Read through the data and report every line in which the word "text" occurs.

Figure contents as structured data
──────
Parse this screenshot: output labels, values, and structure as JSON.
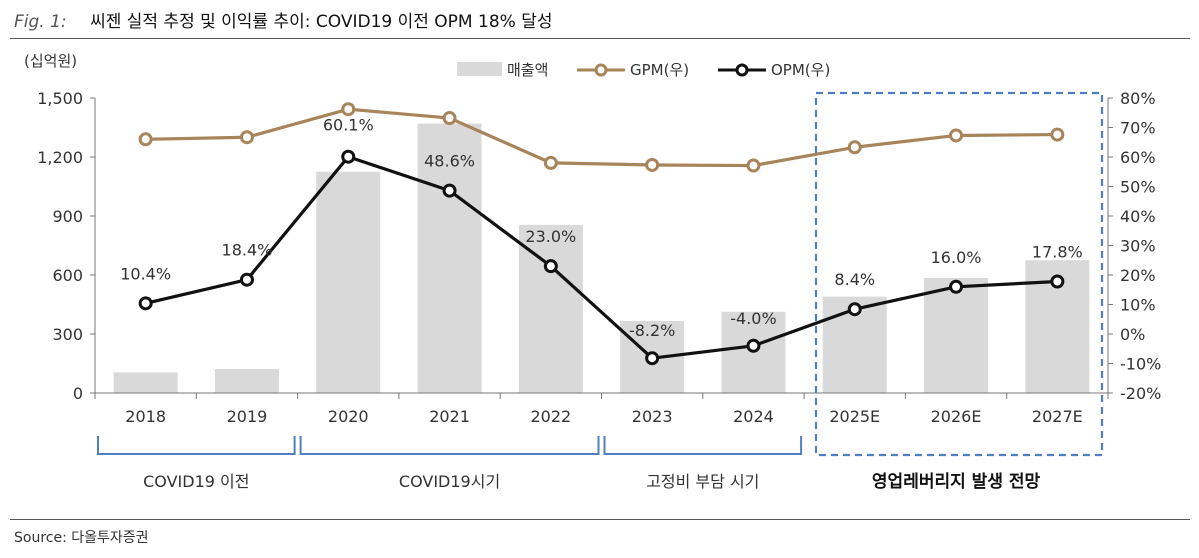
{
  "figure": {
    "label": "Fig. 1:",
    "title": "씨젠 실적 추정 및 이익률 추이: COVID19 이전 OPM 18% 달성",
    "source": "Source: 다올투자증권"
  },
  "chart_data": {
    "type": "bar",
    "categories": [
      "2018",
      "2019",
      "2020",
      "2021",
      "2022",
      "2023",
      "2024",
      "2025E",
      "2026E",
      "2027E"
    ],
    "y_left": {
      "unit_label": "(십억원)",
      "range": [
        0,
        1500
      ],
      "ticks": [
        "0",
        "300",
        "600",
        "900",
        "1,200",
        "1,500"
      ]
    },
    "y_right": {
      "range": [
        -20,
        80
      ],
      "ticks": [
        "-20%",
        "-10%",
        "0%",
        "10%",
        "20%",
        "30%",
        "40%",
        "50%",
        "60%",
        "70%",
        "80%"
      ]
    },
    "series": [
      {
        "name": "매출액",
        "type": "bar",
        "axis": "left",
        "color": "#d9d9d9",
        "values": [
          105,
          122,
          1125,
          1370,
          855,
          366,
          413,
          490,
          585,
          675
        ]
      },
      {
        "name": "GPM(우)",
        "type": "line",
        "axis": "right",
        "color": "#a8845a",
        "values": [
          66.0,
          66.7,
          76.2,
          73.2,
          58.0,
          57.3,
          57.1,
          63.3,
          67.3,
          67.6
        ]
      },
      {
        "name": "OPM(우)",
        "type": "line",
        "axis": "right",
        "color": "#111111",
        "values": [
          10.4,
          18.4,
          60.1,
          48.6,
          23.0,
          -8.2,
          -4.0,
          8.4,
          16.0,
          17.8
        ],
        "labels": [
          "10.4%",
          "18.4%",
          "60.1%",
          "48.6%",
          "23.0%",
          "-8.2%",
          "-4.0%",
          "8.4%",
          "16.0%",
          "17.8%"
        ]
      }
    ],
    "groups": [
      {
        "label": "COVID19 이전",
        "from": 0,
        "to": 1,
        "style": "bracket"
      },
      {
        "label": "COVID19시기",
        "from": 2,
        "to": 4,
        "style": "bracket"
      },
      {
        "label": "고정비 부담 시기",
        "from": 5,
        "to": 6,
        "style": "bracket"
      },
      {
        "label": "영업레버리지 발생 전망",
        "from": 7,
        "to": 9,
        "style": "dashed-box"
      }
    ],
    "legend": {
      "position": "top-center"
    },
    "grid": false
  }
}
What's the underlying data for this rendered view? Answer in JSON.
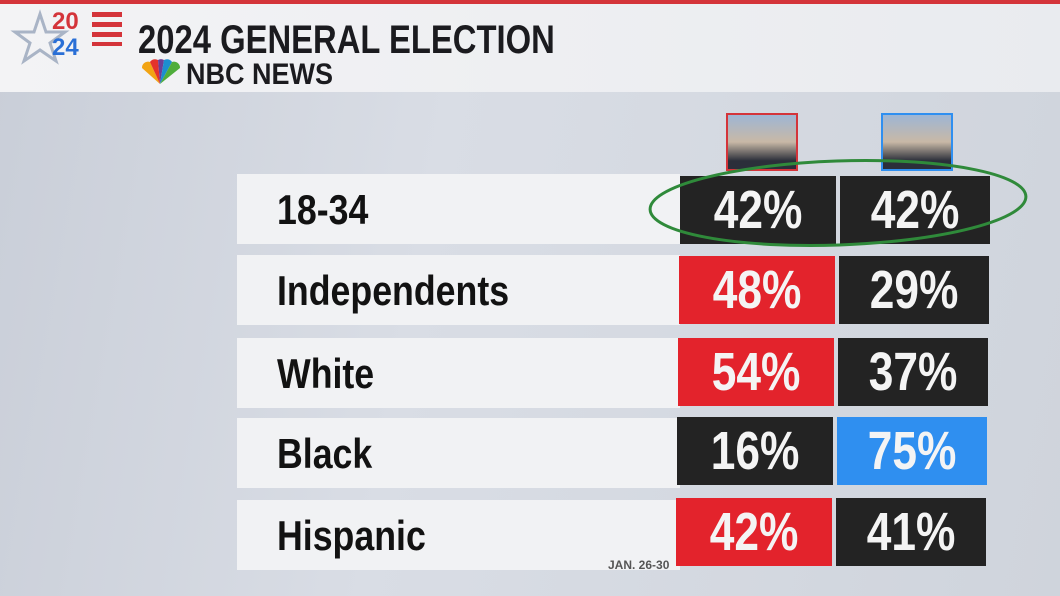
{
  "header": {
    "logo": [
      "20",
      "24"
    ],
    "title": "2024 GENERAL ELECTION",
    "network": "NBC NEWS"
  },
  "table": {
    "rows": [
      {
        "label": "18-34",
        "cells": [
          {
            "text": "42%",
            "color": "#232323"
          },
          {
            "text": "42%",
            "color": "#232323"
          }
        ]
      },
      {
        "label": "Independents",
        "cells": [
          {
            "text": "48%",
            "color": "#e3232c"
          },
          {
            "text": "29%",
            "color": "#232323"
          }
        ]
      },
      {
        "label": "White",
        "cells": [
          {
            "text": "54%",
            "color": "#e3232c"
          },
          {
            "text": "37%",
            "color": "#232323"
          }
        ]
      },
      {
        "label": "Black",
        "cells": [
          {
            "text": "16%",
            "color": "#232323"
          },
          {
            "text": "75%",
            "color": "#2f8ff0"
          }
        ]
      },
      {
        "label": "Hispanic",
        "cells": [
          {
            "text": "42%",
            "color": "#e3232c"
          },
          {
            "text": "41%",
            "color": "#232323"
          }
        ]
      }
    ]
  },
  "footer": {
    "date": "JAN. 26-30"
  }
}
──────
(Result for this exercise)
            "text": "42%",
            "text": "42%",
            "text": "48%",
            "text": "29%",
            "text": "54%",
            "text": "37%",
            "text": "16%",
            "text": "75%",
            "text": "42%",
            "text": "41%",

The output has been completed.